Exercise: Collect every line of the records below that contains the word "this".

------------------------------------------------------------------------

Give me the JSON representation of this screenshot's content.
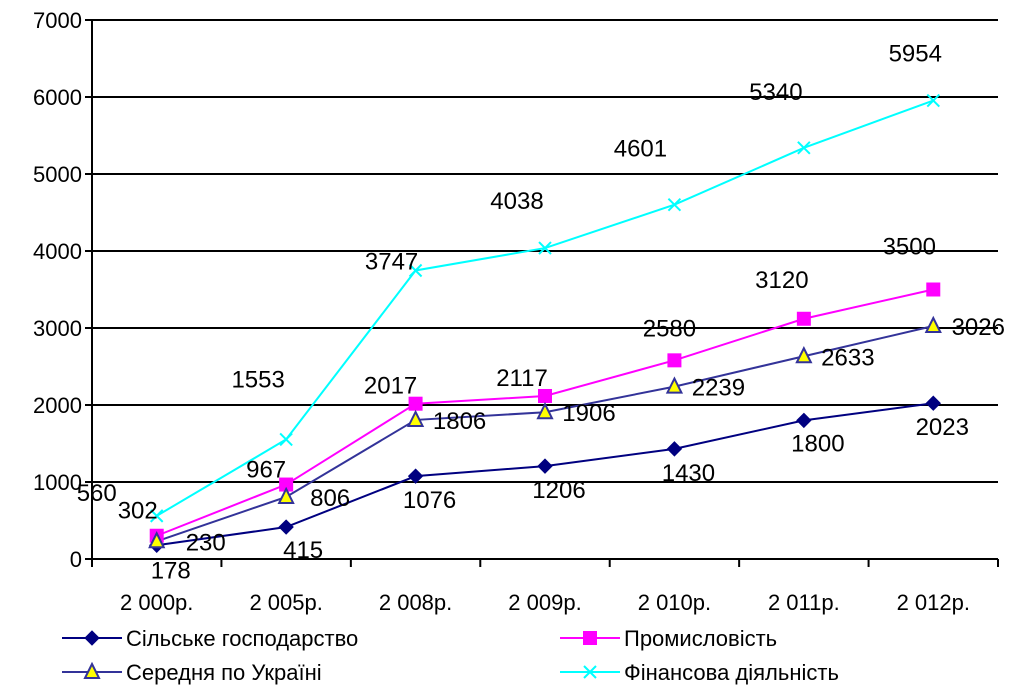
{
  "chart_data": {
    "type": "line",
    "categories": [
      "2 000р.",
      "2 005р.",
      "2 008р.",
      "2 009р.",
      "2 010р.",
      "2 011р.",
      "2 012р."
    ],
    "ylim": [
      0,
      7000
    ],
    "yticks": [
      0,
      1000,
      2000,
      3000,
      4000,
      5000,
      6000,
      7000
    ],
    "grid": true,
    "legend_position": "bottom",
    "series": [
      {
        "name": "Сільське господарство",
        "color": "#000080",
        "marker": "diamond",
        "values": [
          178,
          415,
          1076,
          1206,
          1430,
          1800,
          2023
        ],
        "labels": [
          "178",
          "415",
          "1076",
          "1206",
          "1430",
          "1800",
          "2023"
        ]
      },
      {
        "name": "Промисловість",
        "color": "#FF00FF",
        "marker": "square",
        "values": [
          302,
          967,
          2017,
          2117,
          2580,
          3120,
          3500
        ],
        "labels": [
          "302",
          "967",
          "2017",
          "2117",
          "2580",
          "3120",
          "3500"
        ]
      },
      {
        "name": "Середня по Україні",
        "color": "#333399",
        "marker": "triangle",
        "values": [
          230,
          806,
          1806,
          1906,
          2239,
          2633,
          3026
        ],
        "labels": [
          "230",
          "806",
          "1806",
          "1906",
          "2239",
          "2633",
          "3026"
        ]
      },
      {
        "name": "Фінансова діяльність",
        "color": "#00FFFF",
        "marker": "x",
        "values": [
          560,
          1553,
          3747,
          4038,
          4601,
          5340,
          5954
        ],
        "labels": [
          "560",
          "1553",
          "3747",
          "4038",
          "4601",
          "5340",
          "5954"
        ]
      }
    ]
  }
}
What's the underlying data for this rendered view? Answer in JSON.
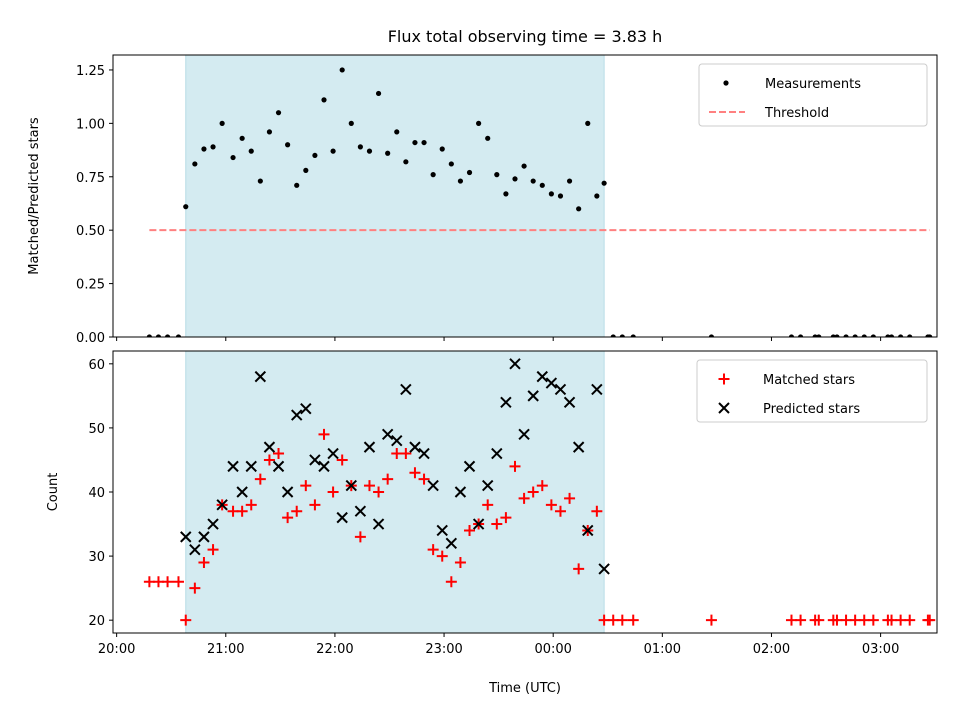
{
  "chart_data": [
    {
      "type": "scatter",
      "title": "Flux total observing time = 3.83 h",
      "ylabel": "Matched/Predicted stars",
      "xlabel": "",
      "ylim": [
        0,
        1.32
      ],
      "yticks": [
        "0.00",
        "0.25",
        "0.50",
        "0.75",
        "1.00",
        "1.25"
      ],
      "shaded_span": [
        "20:38",
        "00:28"
      ],
      "shade_color": "#d4ebf1",
      "legend_position": "upper right",
      "series": [
        {
          "name": "Measurements",
          "marker": "dot",
          "color": "#000000",
          "points": [
            [
              "20:18",
              0
            ],
            [
              "20:23",
              0
            ],
            [
              "20:28",
              0
            ],
            [
              "20:34",
              0
            ],
            [
              "20:38",
              0.61
            ],
            [
              "20:43",
              0.81
            ],
            [
              "20:48",
              0.88
            ],
            [
              "20:53",
              0.89
            ],
            [
              "20:58",
              1.0
            ],
            [
              "21:04",
              0.84
            ],
            [
              "21:09",
              0.93
            ],
            [
              "21:14",
              0.87
            ],
            [
              "21:19",
              0.73
            ],
            [
              "21:24",
              0.96
            ],
            [
              "21:29",
              1.05
            ],
            [
              "21:34",
              0.9
            ],
            [
              "21:39",
              0.71
            ],
            [
              "21:44",
              0.78
            ],
            [
              "21:49",
              0.85
            ],
            [
              "21:54",
              1.11
            ],
            [
              "21:59",
              0.87
            ],
            [
              "22:04",
              1.25
            ],
            [
              "22:09",
              1.0
            ],
            [
              "22:14",
              0.89
            ],
            [
              "22:19",
              0.87
            ],
            [
              "22:24",
              1.14
            ],
            [
              "22:29",
              0.86
            ],
            [
              "22:34",
              0.96
            ],
            [
              "22:39",
              0.82
            ],
            [
              "22:44",
              0.91
            ],
            [
              "22:49",
              0.91
            ],
            [
              "22:54",
              0.76
            ],
            [
              "22:59",
              0.88
            ],
            [
              "23:04",
              0.81
            ],
            [
              "23:09",
              0.73
            ],
            [
              "23:14",
              0.77
            ],
            [
              "23:19",
              1.0
            ],
            [
              "23:24",
              0.93
            ],
            [
              "23:29",
              0.76
            ],
            [
              "23:34",
              0.67
            ],
            [
              "23:39",
              0.74
            ],
            [
              "23:44",
              0.8
            ],
            [
              "23:49",
              0.73
            ],
            [
              "23:54",
              0.71
            ],
            [
              "23:59",
              0.67
            ],
            [
              "00:04",
              0.66
            ],
            [
              "00:09",
              0.73
            ],
            [
              "00:14",
              0.6
            ],
            [
              "00:19",
              1.0
            ],
            [
              "00:24",
              0.66
            ],
            [
              "00:28",
              0.72
            ],
            [
              "00:33",
              0
            ],
            [
              "00:38",
              0
            ],
            [
              "00:44",
              0
            ],
            [
              "01:27",
              0
            ],
            [
              "02:11",
              0
            ],
            [
              "02:16",
              0
            ],
            [
              "02:24",
              0
            ],
            [
              "02:26",
              0
            ],
            [
              "02:34",
              0
            ],
            [
              "02:36",
              0
            ],
            [
              "02:41",
              0
            ],
            [
              "02:46",
              0
            ],
            [
              "02:51",
              0
            ],
            [
              "02:56",
              0
            ],
            [
              "03:04",
              0
            ],
            [
              "03:06",
              0
            ],
            [
              "03:11",
              0
            ],
            [
              "03:16",
              0
            ],
            [
              "03:26",
              0
            ],
            [
              "03:27",
              0
            ]
          ]
        },
        {
          "name": "Threshold",
          "marker": "dashed-line",
          "color": "#ff8080",
          "points": [
            [
              "20:18",
              0.5
            ],
            [
              "03:27",
              0.5
            ]
          ]
        }
      ]
    },
    {
      "type": "scatter",
      "title": "",
      "ylabel": "Count",
      "xlabel": "Time (UTC)",
      "ylim": [
        18,
        62
      ],
      "yticks": [
        "20",
        "30",
        "40",
        "50",
        "60"
      ],
      "xlim": [
        "19:58",
        "03:31"
      ],
      "xticks": [
        "20:00",
        "21:00",
        "22:00",
        "23:00",
        "00:00",
        "01:00",
        "02:00",
        "03:00"
      ],
      "shaded_span": [
        "20:38",
        "00:28"
      ],
      "shade_color": "#d4ebf1",
      "legend_position": "upper right",
      "series": [
        {
          "name": "Matched stars",
          "marker": "plus",
          "color": "#ff0000",
          "points": [
            [
              "20:18",
              26
            ],
            [
              "20:23",
              26
            ],
            [
              "20:28",
              26
            ],
            [
              "20:34",
              26
            ],
            [
              "20:38",
              20
            ],
            [
              "20:43",
              25
            ],
            [
              "20:48",
              29
            ],
            [
              "20:53",
              31
            ],
            [
              "20:58",
              38
            ],
            [
              "21:04",
              37
            ],
            [
              "21:09",
              37
            ],
            [
              "21:14",
              38
            ],
            [
              "21:19",
              42
            ],
            [
              "21:24",
              45
            ],
            [
              "21:29",
              46
            ],
            [
              "21:34",
              36
            ],
            [
              "21:39",
              37
            ],
            [
              "21:44",
              41
            ],
            [
              "21:49",
              38
            ],
            [
              "21:54",
              49
            ],
            [
              "21:59",
              40
            ],
            [
              "22:04",
              45
            ],
            [
              "22:09",
              41
            ],
            [
              "22:14",
              33
            ],
            [
              "22:19",
              41
            ],
            [
              "22:24",
              40
            ],
            [
              "22:29",
              42
            ],
            [
              "22:34",
              46
            ],
            [
              "22:39",
              46
            ],
            [
              "22:44",
              43
            ],
            [
              "22:49",
              42
            ],
            [
              "22:54",
              31
            ],
            [
              "22:59",
              30
            ],
            [
              "23:04",
              26
            ],
            [
              "23:09",
              29
            ],
            [
              "23:14",
              34
            ],
            [
              "23:19",
              35
            ],
            [
              "23:24",
              38
            ],
            [
              "23:29",
              35
            ],
            [
              "23:34",
              36
            ],
            [
              "23:39",
              44
            ],
            [
              "23:44",
              39
            ],
            [
              "23:49",
              40
            ],
            [
              "23:54",
              41
            ],
            [
              "23:59",
              38
            ],
            [
              "00:04",
              37
            ],
            [
              "00:09",
              39
            ],
            [
              "00:14",
              28
            ],
            [
              "00:19",
              34
            ],
            [
              "00:24",
              37
            ],
            [
              "00:28",
              20
            ],
            [
              "00:33",
              20
            ],
            [
              "00:38",
              20
            ],
            [
              "00:44",
              20
            ],
            [
              "01:27",
              20
            ],
            [
              "02:11",
              20
            ],
            [
              "02:16",
              20
            ],
            [
              "02:24",
              20
            ],
            [
              "02:26",
              20
            ],
            [
              "02:34",
              20
            ],
            [
              "02:36",
              20
            ],
            [
              "02:41",
              20
            ],
            [
              "02:46",
              20
            ],
            [
              "02:51",
              20
            ],
            [
              "02:56",
              20
            ],
            [
              "03:04",
              20
            ],
            [
              "03:06",
              20
            ],
            [
              "03:11",
              20
            ],
            [
              "03:16",
              20
            ],
            [
              "03:26",
              20
            ],
            [
              "03:27",
              20
            ]
          ]
        },
        {
          "name": "Predicted stars",
          "marker": "x",
          "color": "#000000",
          "points": [
            [
              "20:38",
              33
            ],
            [
              "20:43",
              31
            ],
            [
              "20:48",
              33
            ],
            [
              "20:53",
              35
            ],
            [
              "20:58",
              38
            ],
            [
              "21:04",
              44
            ],
            [
              "21:09",
              40
            ],
            [
              "21:14",
              44
            ],
            [
              "21:19",
              58
            ],
            [
              "21:24",
              47
            ],
            [
              "21:29",
              44
            ],
            [
              "21:34",
              40
            ],
            [
              "21:39",
              52
            ],
            [
              "21:44",
              53
            ],
            [
              "21:49",
              45
            ],
            [
              "21:54",
              44
            ],
            [
              "21:59",
              46
            ],
            [
              "22:04",
              36
            ],
            [
              "22:09",
              41
            ],
            [
              "22:14",
              37
            ],
            [
              "22:19",
              47
            ],
            [
              "22:24",
              35
            ],
            [
              "22:29",
              49
            ],
            [
              "22:34",
              48
            ],
            [
              "22:39",
              56
            ],
            [
              "22:44",
              47
            ],
            [
              "22:49",
              46
            ],
            [
              "22:54",
              41
            ],
            [
              "22:59",
              34
            ],
            [
              "23:04",
              32
            ],
            [
              "23:09",
              40
            ],
            [
              "23:14",
              44
            ],
            [
              "23:19",
              35
            ],
            [
              "23:24",
              41
            ],
            [
              "23:29",
              46
            ],
            [
              "23:34",
              54
            ],
            [
              "23:39",
              60
            ],
            [
              "23:44",
              49
            ],
            [
              "23:49",
              55
            ],
            [
              "23:54",
              58
            ],
            [
              "23:59",
              57
            ],
            [
              "00:04",
              56
            ],
            [
              "00:09",
              54
            ],
            [
              "00:14",
              47
            ],
            [
              "00:19",
              34
            ],
            [
              "00:24",
              56
            ],
            [
              "00:28",
              28
            ]
          ]
        }
      ]
    }
  ]
}
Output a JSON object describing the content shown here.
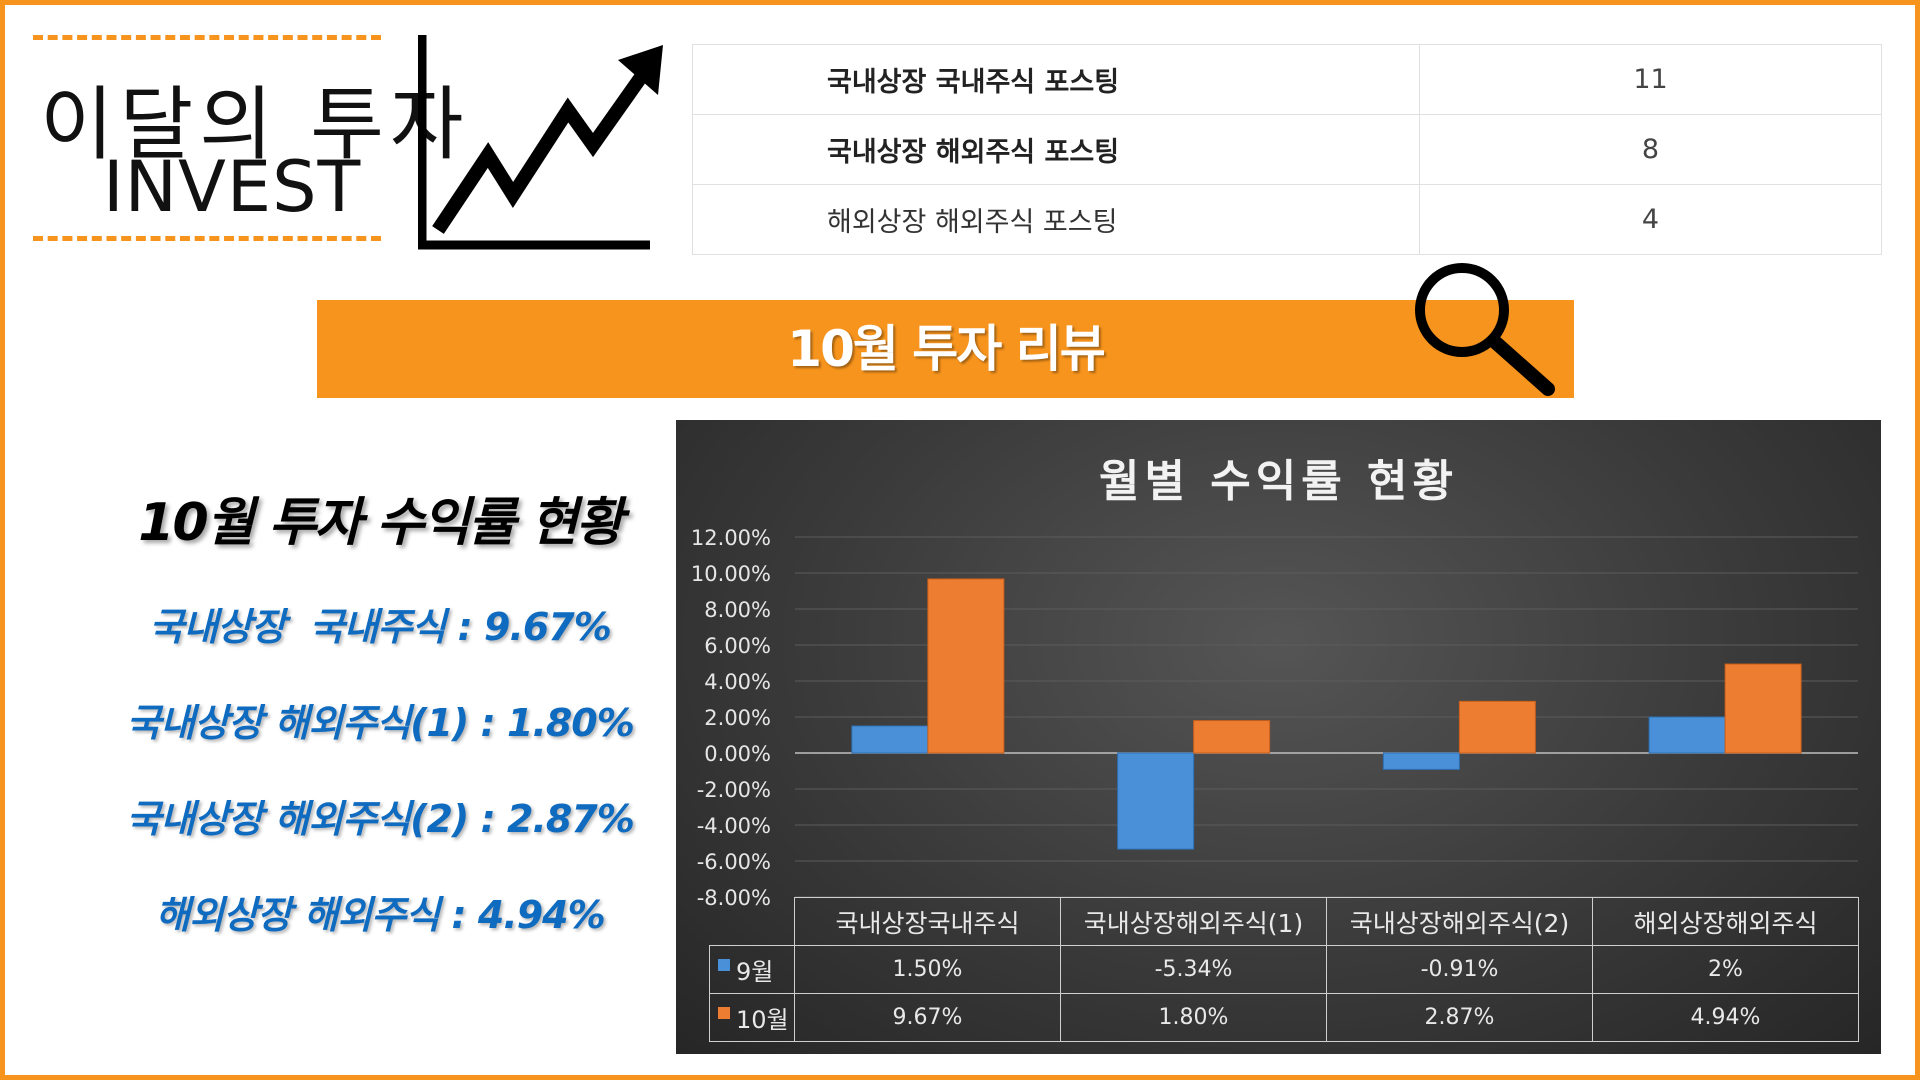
{
  "logo": {
    "title_kr": "이달의 투자",
    "title_en": "INVEST"
  },
  "stats_table": [
    {
      "label": "국내상장 국내주식 포스팅",
      "value": "11",
      "bold": true
    },
    {
      "label": "국내상장 해외주식 포스팅",
      "value": "8",
      "bold": true
    },
    {
      "label": "해외상장 해외주식 포스팅",
      "value": "4",
      "bold": false
    }
  ],
  "banner": {
    "text": "10월 투자 리뷰"
  },
  "summary": {
    "title": "10월 투자 수익률 현황",
    "lines": [
      "국내상장  국내주식 : 9.67%",
      "국내상장 해외주식(1) : 1.80%",
      "국내상장 해외주식(2) : 2.87%",
      "해외상장 해외주식 : 4.94%"
    ]
  },
  "colors": {
    "accent": "#f7941d",
    "summary_text": "#0f6bbf",
    "series_sep": "#4a90d9",
    "series_oct": "#ed7d31"
  },
  "chart_data": {
    "type": "bar",
    "title": "월별 수익률 현황",
    "categories": [
      "국내상장국내주식",
      "국내상장해외주식(1)",
      "국내상장해외주식(2)",
      "해외상장해외주식"
    ],
    "series": [
      {
        "name": "9월",
        "values": [
          1.5,
          -5.34,
          -0.91,
          2.0
        ],
        "labels": [
          "1.50%",
          "-5.34%",
          "-0.91%",
          "2%"
        ]
      },
      {
        "name": "10월",
        "values": [
          9.67,
          1.8,
          2.87,
          4.94
        ],
        "labels": [
          "9.67%",
          "1.80%",
          "2.87%",
          "4.94%"
        ]
      }
    ],
    "ylim": [
      -8,
      12
    ],
    "yticks": [
      "12.00%",
      "10.00%",
      "8.00%",
      "6.00%",
      "4.00%",
      "2.00%",
      "0.00%",
      "-2.00%",
      "-4.00%",
      "-6.00%",
      "-8.00%"
    ],
    "grid": true,
    "legend": "data-table"
  }
}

------------------------------------------------------------------------

Correct response:
Give me the JSON representation of this screenshot's content.
What's the underlying data for this rendered view? Answer in JSON.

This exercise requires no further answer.